[START]
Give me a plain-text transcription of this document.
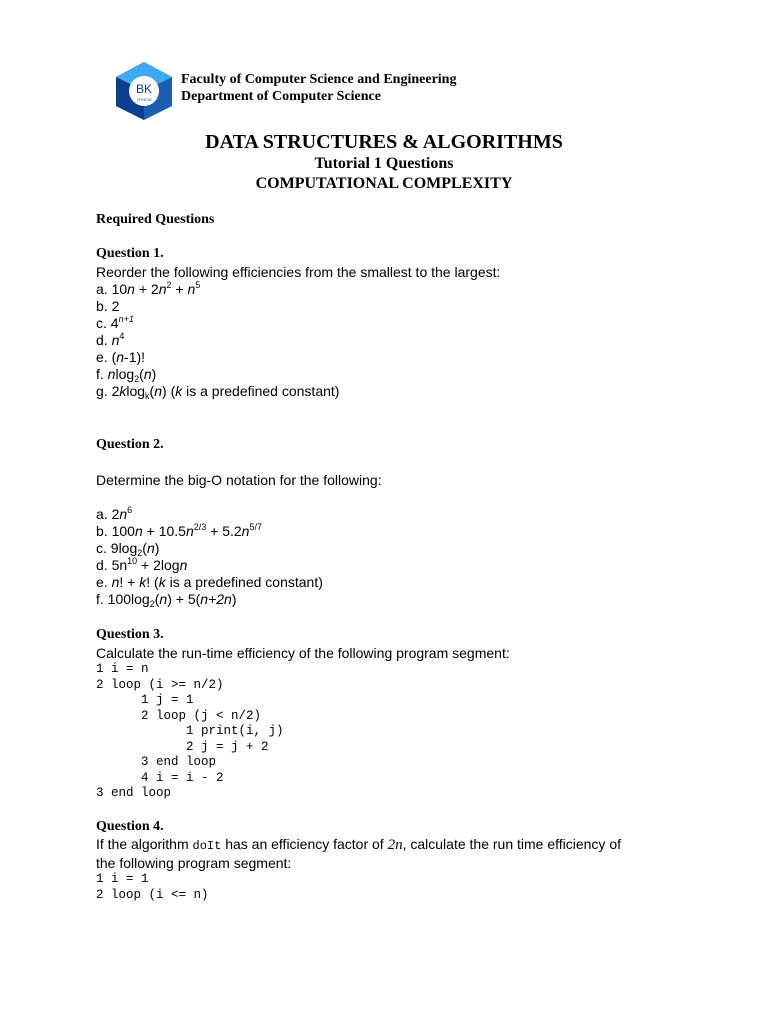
BK
TP.HCM
Faculty of Computer Science and Engineering
Department of Computer Science
DATA STRUCTURES & ALGORITHMS
Tutorial 1 Questions
COMPUTATIONAL COMPLEXITY
Required Questions
Question 1.
Reorder the following efficiencies from the smallest to the largest:
a. $10n + 2n^2 + n^5$
b. 2
c. $4^{n+1}$
d. $n^4$
e. (n-1)!
f. nlog$_2$(n)
g. 2klog$_k$(n) (k is a predefined constant)
Question 2.
Determine the big-O notation for the following:
a. $2n^6$
b. $100n + 10.5n^{2/3} + 5.2n^{5/7}$
c. $9\log_2(n)$
d. $5n^{10} + 2\log n$
e. n! + k! (k is a predefined constant)
f. $100\log_2(n) + 5(n+2n)$
Question 3.
Calculate the run-time efficiency of the following program segment:
1 i = n
2 loop (i >= n/2)
1 j = 1
2 loop (j < n/2)
1 print(i, j)
2 j = j + 2
3 end loop
4 i = i - 2
3 end loop
Question 4.
If the algorithm doIt has an efficiency factor of 2n, calculate the run time efficiency of
the following program segment:
1 i = 1
2 loop (i <= n)
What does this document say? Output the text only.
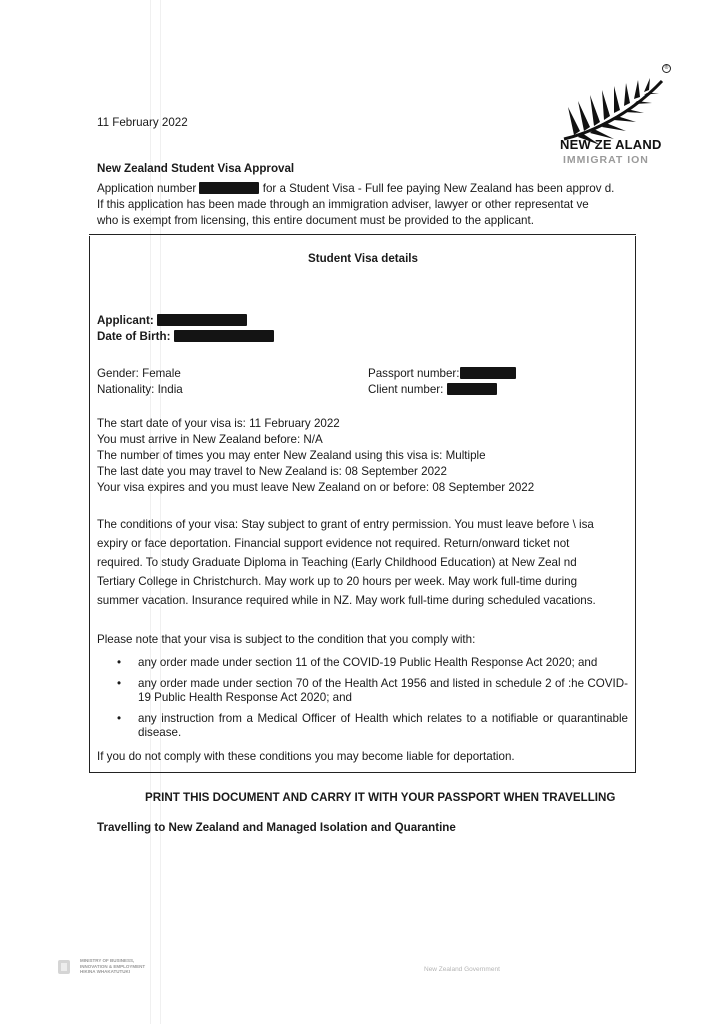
®
NEW ZE ALAND
IMMIGRAT ION
11 February 2022
New Zealand Student Visa Approval
Application number	for a Student Visa - Full fee paying New Zealand has been approv d.
If this application has been made through an immigration adviser, lawyer or other representat ve
who is exempt from licensing, this entire document must be provided to the applicant.
Student Visa details
Applicant:
Date of Birth:
Gender: Female
Nationality: India
Passport number:
Client number:
The start date of your visa is: 11 February 2022
You must arrive in New Zealand before: N/A
The number of times you may enter New Zealand using this visa is: Multiple
The last date you may travel to New Zealand is: 08 September 2022
Your visa expires and you must leave New Zealand on or before: 08 September 2022
The conditions of your visa: Stay subject to grant of entry permission. You must leave before \ isa
expiry or face deportation. Financial support evidence not required. Return/onward ticket not
required. To study Graduate Diploma in Teaching (Early Childhood Education) at New Zeal nd
Tertiary College in Christchurch. May work up to 20 hours per week. May work full-time during
summer vacation. Insurance required while in NZ. May work full-time during scheduled vacations.
Please note that your visa is subject to the condition that you comply with:
• any order made under section 11 of the COVID-19 Public Health Response Act 2020; and
• any order made under section 70 of the Health Act 1956 and listed in schedule 2 of :he COVID-19 Public Health Response Act 2020; and
• any instruction from a Medical Officer of Health which relates to a notifiable or quarantinable disease.
If you do not comply with these conditions you may become liable for deportation.
PRINT THIS DOCUMENT AND CARRY IT WITH YOUR PASSPORT WHEN TRAVELLING
Travelling to New Zealand and Managed Isolation and Quarantine
MINISTRY OF BUSINESS,
INNOVATION & EMPLOYMENT
HIKINA WHAKATUTUKI	New Zealand Government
[END]
EXERCISE DIRECTIONS:
Beginning with the line that contains "What does this", repeat every remaining line of the data exactly, the last line included, and omit pictures.

SOLVED EXERCISE:
What does this document say? Output the text only.
®
NEW ZE ALAND
IMMIGRAT ION
11 February 2022
New Zealand Student Visa Approval
Application number	for a Student Visa - Full fee paying New Zealand has been approv d.
If this application has been made through an immigration adviser, lawyer or other representat ve
who is exempt from licensing, this entire document must be provided to the applicant.
Student Visa details
Applicant:
Date of Birth:
Gender: Female
Nationality: India
Passport number:
Client number:
The start date of your visa is: 11 February 2022
You must arrive in New Zealand before: N/A
The number of times you may enter New Zealand using this visa is: Multiple
The last date you may travel to New Zealand is: 08 September 2022
Your visa expires and you must leave New Zealand on or before: 08 September 2022
The conditions of your visa: Stay subject to grant of entry permission. You must leave before \ isa
expiry or face deportation. Financial support evidence not required. Return/onward ticket not
required. To study Graduate Diploma in Teaching (Early Childhood Education) at New Zeal nd
Tertiary College in Christchurch. May work up to 20 hours per week. May work full-time during
summer vacation. Insurance required while in NZ. May work full-time during scheduled vacations.
Please note that your visa is subject to the condition that you comply with:
• any order made under section 11 of the COVID-19 Public Health Response Act 2020; and
• any order made under section 70 of the Health Act 1956 and listed in schedule 2 of :he COVID-19 Public Health Response Act 2020; and
• any instruction from a Medical Officer of Health which relates to a notifiable or quarantinable disease.
If you do not comply with these conditions you may become liable for deportation.
PRINT THIS DOCUMENT AND CARRY IT WITH YOUR PASSPORT WHEN TRAVELLING
Travelling to New Zealand and Managed Isolation and Quarantine
MINISTRY OF BUSINESS,
INNOVATION & EMPLOYMENT
HIKINA WHAKATUTUKI	New Zealand Government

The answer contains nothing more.